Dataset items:
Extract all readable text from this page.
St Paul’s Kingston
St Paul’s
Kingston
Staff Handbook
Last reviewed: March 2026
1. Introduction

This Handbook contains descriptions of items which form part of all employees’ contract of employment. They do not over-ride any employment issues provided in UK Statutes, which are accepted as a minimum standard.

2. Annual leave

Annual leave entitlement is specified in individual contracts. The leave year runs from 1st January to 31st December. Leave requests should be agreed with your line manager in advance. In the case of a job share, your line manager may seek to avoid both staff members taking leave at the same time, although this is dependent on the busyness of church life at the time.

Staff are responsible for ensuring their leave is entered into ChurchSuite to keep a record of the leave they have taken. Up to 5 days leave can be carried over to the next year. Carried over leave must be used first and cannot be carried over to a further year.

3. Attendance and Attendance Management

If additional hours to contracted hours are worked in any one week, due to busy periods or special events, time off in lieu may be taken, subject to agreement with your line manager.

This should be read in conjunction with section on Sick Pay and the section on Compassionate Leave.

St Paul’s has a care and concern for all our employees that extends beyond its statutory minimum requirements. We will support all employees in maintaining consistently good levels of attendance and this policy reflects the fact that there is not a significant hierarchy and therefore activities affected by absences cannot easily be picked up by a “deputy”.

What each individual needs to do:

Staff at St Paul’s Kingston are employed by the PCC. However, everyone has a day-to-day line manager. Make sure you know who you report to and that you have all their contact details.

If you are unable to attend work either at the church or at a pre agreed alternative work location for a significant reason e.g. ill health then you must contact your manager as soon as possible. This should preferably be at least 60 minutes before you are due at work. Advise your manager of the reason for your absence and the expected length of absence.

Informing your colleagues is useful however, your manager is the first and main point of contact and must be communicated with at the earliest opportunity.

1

* * *

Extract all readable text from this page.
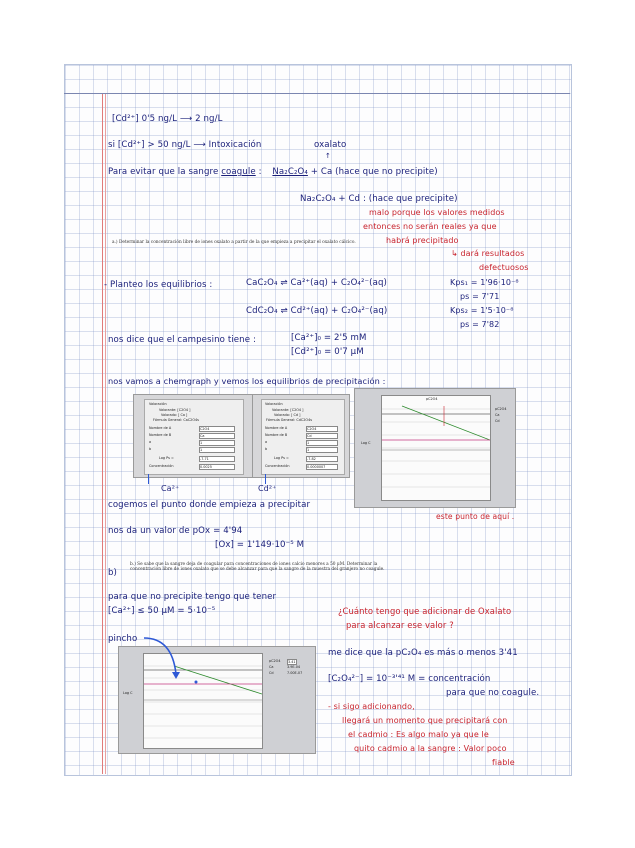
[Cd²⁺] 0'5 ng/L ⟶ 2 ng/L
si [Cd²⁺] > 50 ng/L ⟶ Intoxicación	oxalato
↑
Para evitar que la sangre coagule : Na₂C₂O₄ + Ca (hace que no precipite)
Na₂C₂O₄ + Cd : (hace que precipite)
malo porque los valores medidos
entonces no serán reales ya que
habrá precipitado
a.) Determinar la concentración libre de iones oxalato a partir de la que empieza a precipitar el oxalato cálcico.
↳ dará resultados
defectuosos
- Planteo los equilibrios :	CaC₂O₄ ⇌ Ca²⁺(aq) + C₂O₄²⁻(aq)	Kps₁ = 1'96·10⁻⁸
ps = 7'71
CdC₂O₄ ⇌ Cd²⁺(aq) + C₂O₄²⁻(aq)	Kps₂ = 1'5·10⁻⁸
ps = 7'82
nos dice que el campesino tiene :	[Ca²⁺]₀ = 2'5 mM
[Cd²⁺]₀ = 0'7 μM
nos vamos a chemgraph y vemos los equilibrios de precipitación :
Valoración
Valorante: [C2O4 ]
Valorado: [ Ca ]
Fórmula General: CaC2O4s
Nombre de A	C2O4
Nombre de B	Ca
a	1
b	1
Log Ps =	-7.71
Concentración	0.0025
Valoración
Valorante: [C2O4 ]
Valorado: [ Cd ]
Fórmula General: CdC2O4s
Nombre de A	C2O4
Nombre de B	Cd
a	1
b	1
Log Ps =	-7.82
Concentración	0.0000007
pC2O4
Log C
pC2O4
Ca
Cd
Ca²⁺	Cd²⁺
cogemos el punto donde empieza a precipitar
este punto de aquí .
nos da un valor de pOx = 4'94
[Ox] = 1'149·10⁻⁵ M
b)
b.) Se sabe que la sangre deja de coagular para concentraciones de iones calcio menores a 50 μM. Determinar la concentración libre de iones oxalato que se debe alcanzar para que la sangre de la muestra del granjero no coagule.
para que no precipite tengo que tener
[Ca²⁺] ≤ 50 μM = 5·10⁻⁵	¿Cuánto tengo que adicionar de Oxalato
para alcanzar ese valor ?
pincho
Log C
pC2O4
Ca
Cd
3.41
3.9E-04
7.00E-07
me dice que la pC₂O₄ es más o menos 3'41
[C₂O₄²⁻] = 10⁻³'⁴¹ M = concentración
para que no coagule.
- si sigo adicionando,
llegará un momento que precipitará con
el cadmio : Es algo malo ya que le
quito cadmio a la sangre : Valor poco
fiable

PROMPT: Copy out every line of the data that includes "Paul".

RESULT OF THIS EXERCISE:
St Paul’s Kingston
St Paul’s
St Paul’s has a care and concern for all our employees that extends beyond its statutory minimum requirements. We will support all employees in maintaining consistently good levels of attendance and this policy reflects the fact that there is not a significant hierarchy and therefore activities affected by absences cannot easily be picked up by a “deputy”.
Staff at St Paul’s Kingston are employed by the PCC. However, everyone has a day-to-day line manager. Make sure you know who you report to and that you have all their contact details.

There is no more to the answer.